## GIVEN EXERCISE
What follows is a set of records; restate each one word for word and drop the pictures.

** start **

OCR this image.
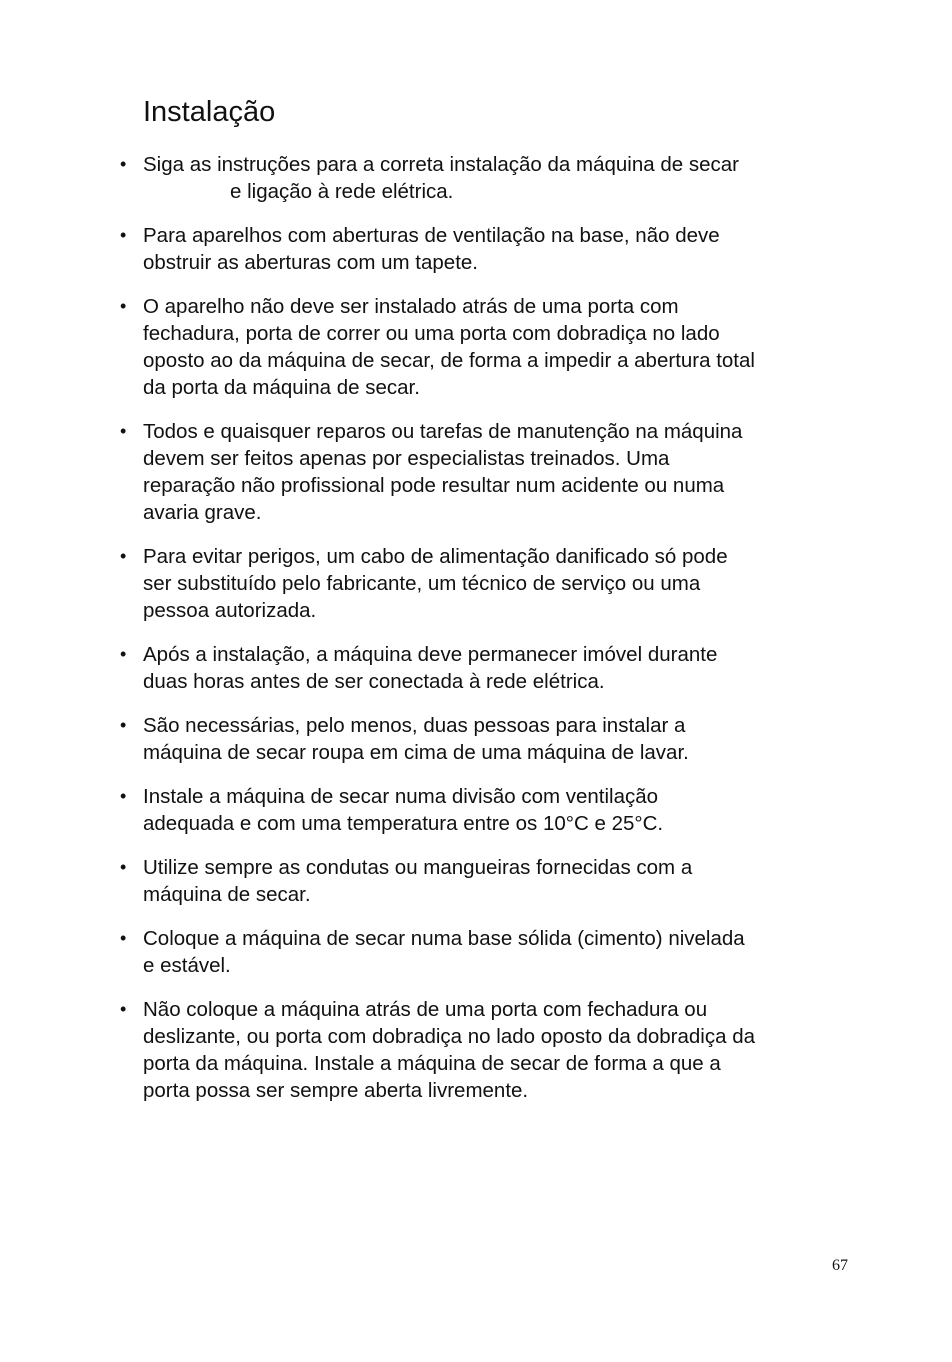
Instalação
• Siga as instruções para a correta instalação da máquina de secar
e ligação à rede elétrica.
• Para aparelhos com aberturas de ventilação na base, não deve
obstruir as aberturas com um tapete.
• O aparelho não deve ser instalado atrás de uma porta com
fechadura, porta de correr ou uma porta com dobradiça no lado
oposto ao da máquina de secar, de forma a impedir a abertura total
da porta da máquina de secar.
• Todos e quaisquer reparos ou tarefas de manutenção na máquina
devem ser feitos apenas por especialistas treinados. Uma
reparação não profissional pode resultar num acidente ou numa
avaria grave.
• Para evitar perigos, um cabo de alimentação danificado só pode
ser substituído pelo fabricante, um técnico de serviço ou uma
pessoa autorizada.
• Após a instalação, a máquina deve permanecer imóvel durante
duas horas antes de ser conectada à rede elétrica.
• São necessárias, pelo menos, duas pessoas para instalar a
máquina de secar roupa em cima de uma máquina de lavar.
• Instale a máquina de secar numa divisão com ventilação
adequada e com uma temperatura entre os 10°C e 25°C.
• Utilize sempre as condutas ou mangueiras fornecidas com a
máquina de secar.
• Coloque a máquina de secar numa base sólida (cimento) nivelada
e estável.
• Não coloque a máquina atrás de uma porta com fechadura ou
deslizante, ou porta com dobradiça no lado oposto da dobradiça da
porta da máquina. Instale a máquina de secar de forma a que a
porta possa ser sempre aberta livremente.
67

** end **

## SOLVED EXERCISE
OCR this image.
Instalação
• Siga as instruções para a correta instalação da máquina de secar
e ligação à rede elétrica.
• Para aparelhos com aberturas de ventilação na base, não deve
obstruir as aberturas com um tapete.
• O aparelho não deve ser instalado atrás de uma porta com
fechadura, porta de correr ou uma porta com dobradiça no lado
oposto ao da máquina de secar, de forma a impedir a abertura total
da porta da máquina de secar.
• Todos e quaisquer reparos ou tarefas de manutenção na máquina
devem ser feitos apenas por especialistas treinados. Uma
reparação não profissional pode resultar num acidente ou numa
avaria grave.
• Para evitar perigos, um cabo de alimentação danificado só pode
ser substituído pelo fabricante, um técnico de serviço ou uma
pessoa autorizada.
• Após a instalação, a máquina deve permanecer imóvel durante
duas horas antes de ser conectada à rede elétrica.
• São necessárias, pelo menos, duas pessoas para instalar a
máquina de secar roupa em cima de uma máquina de lavar.
• Instale a máquina de secar numa divisão com ventilação
adequada e com uma temperatura entre os 10°C e 25°C.
• Utilize sempre as condutas ou mangueiras fornecidas com a
máquina de secar.
• Coloque a máquina de secar numa base sólida (cimento) nivelada
e estável.
• Não coloque a máquina atrás de uma porta com fechadura ou
deslizante, ou porta com dobradiça no lado oposto da dobradiça da
porta da máquina. Instale a máquina de secar de forma a que a
porta possa ser sempre aberta livremente.
67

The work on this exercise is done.